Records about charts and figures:
______

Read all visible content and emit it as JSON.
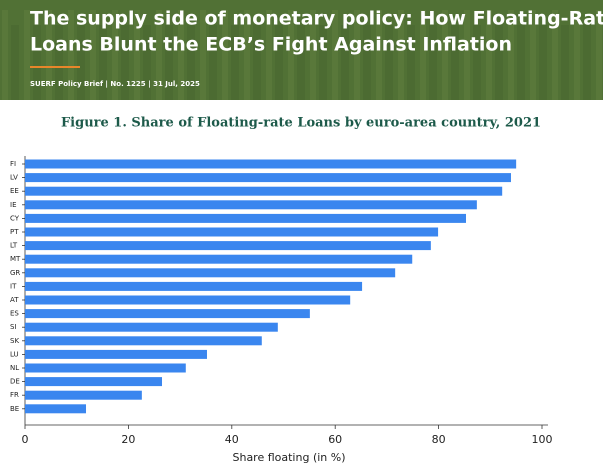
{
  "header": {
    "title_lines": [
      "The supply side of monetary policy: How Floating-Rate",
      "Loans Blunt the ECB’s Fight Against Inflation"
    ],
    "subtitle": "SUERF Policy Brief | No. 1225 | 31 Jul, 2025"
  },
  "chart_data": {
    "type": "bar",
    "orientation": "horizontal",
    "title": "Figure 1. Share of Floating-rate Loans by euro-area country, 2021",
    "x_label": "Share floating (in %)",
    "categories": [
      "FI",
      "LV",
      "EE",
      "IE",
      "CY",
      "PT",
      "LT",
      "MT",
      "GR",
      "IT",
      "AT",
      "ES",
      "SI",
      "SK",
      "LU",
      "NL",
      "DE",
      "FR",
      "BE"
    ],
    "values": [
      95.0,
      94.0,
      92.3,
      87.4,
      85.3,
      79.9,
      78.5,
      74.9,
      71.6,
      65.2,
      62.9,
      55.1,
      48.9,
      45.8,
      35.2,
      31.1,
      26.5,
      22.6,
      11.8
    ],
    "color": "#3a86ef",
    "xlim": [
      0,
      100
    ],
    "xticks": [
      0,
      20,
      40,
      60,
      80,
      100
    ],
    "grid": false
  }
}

______

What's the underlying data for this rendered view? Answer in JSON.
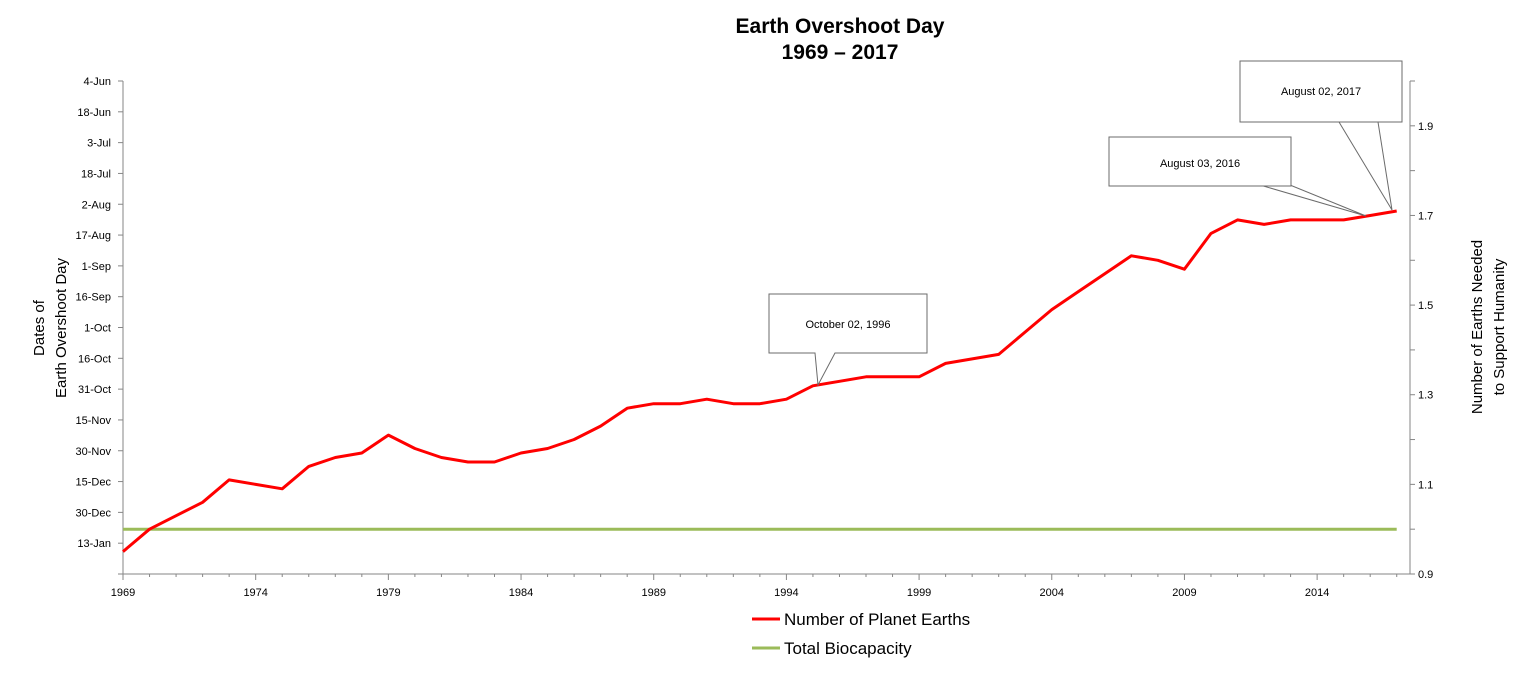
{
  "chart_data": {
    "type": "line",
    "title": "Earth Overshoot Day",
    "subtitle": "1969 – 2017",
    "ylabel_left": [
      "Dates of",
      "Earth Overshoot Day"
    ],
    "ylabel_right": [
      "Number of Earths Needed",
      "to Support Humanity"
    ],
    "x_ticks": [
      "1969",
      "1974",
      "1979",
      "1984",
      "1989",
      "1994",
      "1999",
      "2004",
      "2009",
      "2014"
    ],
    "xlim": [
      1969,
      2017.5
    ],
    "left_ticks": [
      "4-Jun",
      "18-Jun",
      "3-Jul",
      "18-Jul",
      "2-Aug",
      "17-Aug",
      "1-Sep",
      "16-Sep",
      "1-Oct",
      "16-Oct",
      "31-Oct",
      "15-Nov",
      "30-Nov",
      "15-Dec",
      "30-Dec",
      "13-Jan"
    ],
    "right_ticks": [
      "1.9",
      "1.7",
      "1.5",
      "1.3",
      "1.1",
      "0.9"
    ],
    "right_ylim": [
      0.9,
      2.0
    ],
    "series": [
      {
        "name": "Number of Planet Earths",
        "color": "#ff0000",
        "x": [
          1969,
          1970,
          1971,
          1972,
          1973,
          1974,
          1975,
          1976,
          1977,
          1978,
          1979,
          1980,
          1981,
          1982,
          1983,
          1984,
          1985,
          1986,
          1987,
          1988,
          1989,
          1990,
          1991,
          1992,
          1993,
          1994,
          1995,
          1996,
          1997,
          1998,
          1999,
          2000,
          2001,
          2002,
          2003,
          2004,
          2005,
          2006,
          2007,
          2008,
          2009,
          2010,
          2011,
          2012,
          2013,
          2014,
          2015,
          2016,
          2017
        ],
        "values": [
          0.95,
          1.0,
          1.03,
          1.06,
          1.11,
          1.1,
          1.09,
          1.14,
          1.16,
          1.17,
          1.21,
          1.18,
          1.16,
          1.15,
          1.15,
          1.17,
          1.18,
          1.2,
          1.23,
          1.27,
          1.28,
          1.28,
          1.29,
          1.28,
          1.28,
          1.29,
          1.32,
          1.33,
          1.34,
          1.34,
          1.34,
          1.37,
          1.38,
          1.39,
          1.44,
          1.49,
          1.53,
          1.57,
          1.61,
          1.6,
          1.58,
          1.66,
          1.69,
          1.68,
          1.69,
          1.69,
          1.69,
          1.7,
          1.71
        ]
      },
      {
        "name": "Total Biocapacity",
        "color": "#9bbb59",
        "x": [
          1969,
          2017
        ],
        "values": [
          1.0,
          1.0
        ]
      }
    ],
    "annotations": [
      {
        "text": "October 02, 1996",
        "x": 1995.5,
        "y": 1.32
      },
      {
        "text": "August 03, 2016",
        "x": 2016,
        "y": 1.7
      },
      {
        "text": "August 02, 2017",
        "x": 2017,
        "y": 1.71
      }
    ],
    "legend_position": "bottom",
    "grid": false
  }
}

______

Scan the records above for the string "subtitle", then report every line that contains it.

    "subtitle": "SUERF Policy Brief | No. 1225 | 31 Jul, 2025"
    "subtitle": "1969 – 2017",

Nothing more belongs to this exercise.